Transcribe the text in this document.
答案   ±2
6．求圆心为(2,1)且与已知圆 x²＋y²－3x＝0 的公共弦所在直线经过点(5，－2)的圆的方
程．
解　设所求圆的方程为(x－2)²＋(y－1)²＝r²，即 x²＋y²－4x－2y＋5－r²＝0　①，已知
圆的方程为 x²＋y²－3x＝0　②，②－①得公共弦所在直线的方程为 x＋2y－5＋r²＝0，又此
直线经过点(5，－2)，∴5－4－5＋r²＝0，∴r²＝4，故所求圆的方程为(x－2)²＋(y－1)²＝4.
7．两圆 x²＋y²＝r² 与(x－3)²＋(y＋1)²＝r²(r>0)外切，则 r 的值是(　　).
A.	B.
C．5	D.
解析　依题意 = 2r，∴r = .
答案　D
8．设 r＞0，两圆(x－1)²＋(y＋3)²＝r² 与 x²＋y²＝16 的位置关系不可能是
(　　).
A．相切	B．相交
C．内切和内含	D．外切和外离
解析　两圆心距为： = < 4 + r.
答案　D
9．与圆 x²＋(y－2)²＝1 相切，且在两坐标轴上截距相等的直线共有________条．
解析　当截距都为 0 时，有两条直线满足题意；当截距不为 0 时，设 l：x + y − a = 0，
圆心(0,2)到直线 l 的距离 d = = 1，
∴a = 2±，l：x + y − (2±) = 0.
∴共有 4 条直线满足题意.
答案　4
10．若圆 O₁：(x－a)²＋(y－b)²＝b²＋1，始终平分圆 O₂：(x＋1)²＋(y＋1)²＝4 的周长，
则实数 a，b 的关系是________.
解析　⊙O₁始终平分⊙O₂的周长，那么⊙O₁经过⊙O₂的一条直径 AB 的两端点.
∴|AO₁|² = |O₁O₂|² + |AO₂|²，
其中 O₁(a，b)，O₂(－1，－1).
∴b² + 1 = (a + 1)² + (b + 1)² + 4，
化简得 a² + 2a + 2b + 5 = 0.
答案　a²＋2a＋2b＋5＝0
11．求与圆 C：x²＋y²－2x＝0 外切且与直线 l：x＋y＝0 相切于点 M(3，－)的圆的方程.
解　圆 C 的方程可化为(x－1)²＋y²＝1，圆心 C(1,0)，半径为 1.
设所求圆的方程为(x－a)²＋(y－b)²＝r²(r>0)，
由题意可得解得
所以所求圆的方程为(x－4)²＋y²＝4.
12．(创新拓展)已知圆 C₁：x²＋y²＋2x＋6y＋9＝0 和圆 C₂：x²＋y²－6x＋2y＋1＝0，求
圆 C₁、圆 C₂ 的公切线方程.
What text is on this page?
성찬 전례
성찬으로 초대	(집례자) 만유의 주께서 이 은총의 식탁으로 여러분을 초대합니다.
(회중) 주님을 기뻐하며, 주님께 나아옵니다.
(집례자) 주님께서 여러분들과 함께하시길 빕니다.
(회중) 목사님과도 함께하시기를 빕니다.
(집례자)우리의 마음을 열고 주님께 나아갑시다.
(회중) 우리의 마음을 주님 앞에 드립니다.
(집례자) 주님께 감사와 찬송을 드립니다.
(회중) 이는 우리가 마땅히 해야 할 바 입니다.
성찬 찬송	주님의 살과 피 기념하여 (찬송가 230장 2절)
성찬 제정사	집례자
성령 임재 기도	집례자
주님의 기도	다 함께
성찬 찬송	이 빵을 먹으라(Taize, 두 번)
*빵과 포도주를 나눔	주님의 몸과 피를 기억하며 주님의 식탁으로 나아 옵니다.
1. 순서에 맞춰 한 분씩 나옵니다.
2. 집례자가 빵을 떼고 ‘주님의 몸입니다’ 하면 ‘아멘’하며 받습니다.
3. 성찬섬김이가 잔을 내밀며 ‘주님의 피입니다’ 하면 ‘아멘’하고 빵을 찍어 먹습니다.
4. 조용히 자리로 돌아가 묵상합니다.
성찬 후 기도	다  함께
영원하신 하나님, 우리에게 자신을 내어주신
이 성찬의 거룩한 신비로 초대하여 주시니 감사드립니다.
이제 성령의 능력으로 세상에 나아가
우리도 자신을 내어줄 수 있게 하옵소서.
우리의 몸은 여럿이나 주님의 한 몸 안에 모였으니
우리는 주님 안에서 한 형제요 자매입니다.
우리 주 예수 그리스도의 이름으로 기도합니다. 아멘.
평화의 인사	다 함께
★ ★ ★ ★
### REQUIREMENTS
Output every record above exactly as it appears.

### ANSWER
Transcribe the text in this document.
答案   ±2
6．求圆心为(2,1)且与已知圆 x²＋y²－3x＝0 的公共弦所在直线经过点(5，－2)的圆的方
程．
解　设所求圆的方程为(x－2)²＋(y－1)²＝r²，即 x²＋y²－4x－2y＋5－r²＝0　①，已知
圆的方程为 x²＋y²－3x＝0　②，②－①得公共弦所在直线的方程为 x＋2y－5＋r²＝0，又此
直线经过点(5，－2)，∴5－4－5＋r²＝0，∴r²＝4，故所求圆的方程为(x－2)²＋(y－1)²＝4.
7．两圆 x²＋y²＝r² 与(x－3)²＋(y＋1)²＝r²(r>0)外切，则 r 的值是(　　).
A.	B.
C．5	D.
解析　依题意 = 2r，∴r = .
答案　D
8．设 r＞0，两圆(x－1)²＋(y＋3)²＝r² 与 x²＋y²＝16 的位置关系不可能是
(　　).
A．相切	B．相交
C．内切和内含	D．外切和外离
解析　两圆心距为： = < 4 + r.
答案　D
9．与圆 x²＋(y－2)²＝1 相切，且在两坐标轴上截距相等的直线共有________条．
解析　当截距都为 0 时，有两条直线满足题意；当截距不为 0 时，设 l：x + y − a = 0，
圆心(0,2)到直线 l 的距离 d = = 1，
∴a = 2±，l：x + y − (2±) = 0.
∴共有 4 条直线满足题意.
答案　4
10．若圆 O₁：(x－a)²＋(y－b)²＝b²＋1，始终平分圆 O₂：(x＋1)²＋(y＋1)²＝4 的周长，
则实数 a，b 的关系是________.
解析　⊙O₁始终平分⊙O₂的周长，那么⊙O₁经过⊙O₂的一条直径 AB 的两端点.
∴|AO₁|² = |O₁O₂|² + |AO₂|²，
其中 O₁(a，b)，O₂(－1，－1).
∴b² + 1 = (a + 1)² + (b + 1)² + 4，
化简得 a² + 2a + 2b + 5 = 0.
答案　a²＋2a＋2b＋5＝0
11．求与圆 C：x²＋y²－2x＝0 外切且与直线 l：x＋y＝0 相切于点 M(3，－)的圆的方程.
解　圆 C 的方程可化为(x－1)²＋y²＝1，圆心 C(1,0)，半径为 1.
设所求圆的方程为(x－a)²＋(y－b)²＝r²(r>0)，
由题意可得解得
所以所求圆的方程为(x－4)²＋y²＝4.
12．(创新拓展)已知圆 C₁：x²＋y²＋2x＋6y＋9＝0 和圆 C₂：x²＋y²－6x＋2y＋1＝0，求
圆 C₁、圆 C₂ 的公切线方程.
What text is on this page?
성찬 전례
성찬으로 초대	(집례자) 만유의 주께서 이 은총의 식탁으로 여러분을 초대합니다.
(회중) 주님을 기뻐하며, 주님께 나아옵니다.
(집례자) 주님께서 여러분들과 함께하시길 빕니다.
(회중) 목사님과도 함께하시기를 빕니다.
(집례자)우리의 마음을 열고 주님께 나아갑시다.
(회중) 우리의 마음을 주님 앞에 드립니다.
(집례자) 주님께 감사와 찬송을 드립니다.
(회중) 이는 우리가 마땅히 해야 할 바 입니다.
성찬 찬송	주님의 살과 피 기념하여 (찬송가 230장 2절)
성찬 제정사	집례자
성령 임재 기도	집례자
주님의 기도	다 함께
성찬 찬송	이 빵을 먹으라(Taize, 두 번)
*빵과 포도주를 나눔	주님의 몸과 피를 기억하며 주님의 식탁으로 나아 옵니다.
1. 순서에 맞춰 한 분씩 나옵니다.
2. 집례자가 빵을 떼고 ‘주님의 몸입니다’ 하면 ‘아멘’하며 받습니다.
3. 성찬섬김이가 잔을 내밀며 ‘주님의 피입니다’ 하면 ‘아멘’하고 빵을 찍어 먹습니다.
4. 조용히 자리로 돌아가 묵상합니다.
성찬 후 기도	다  함께
영원하신 하나님, 우리에게 자신을 내어주신
이 성찬의 거룩한 신비로 초대하여 주시니 감사드립니다.
이제 성령의 능력으로 세상에 나아가
우리도 자신을 내어줄 수 있게 하옵소서.
우리의 몸은 여럿이나 주님의 한 몸 안에 모였으니
우리는 주님 안에서 한 형제요 자매입니다.
우리 주 예수 그리스도의 이름으로 기도합니다. 아멘.
평화의 인사	다 함께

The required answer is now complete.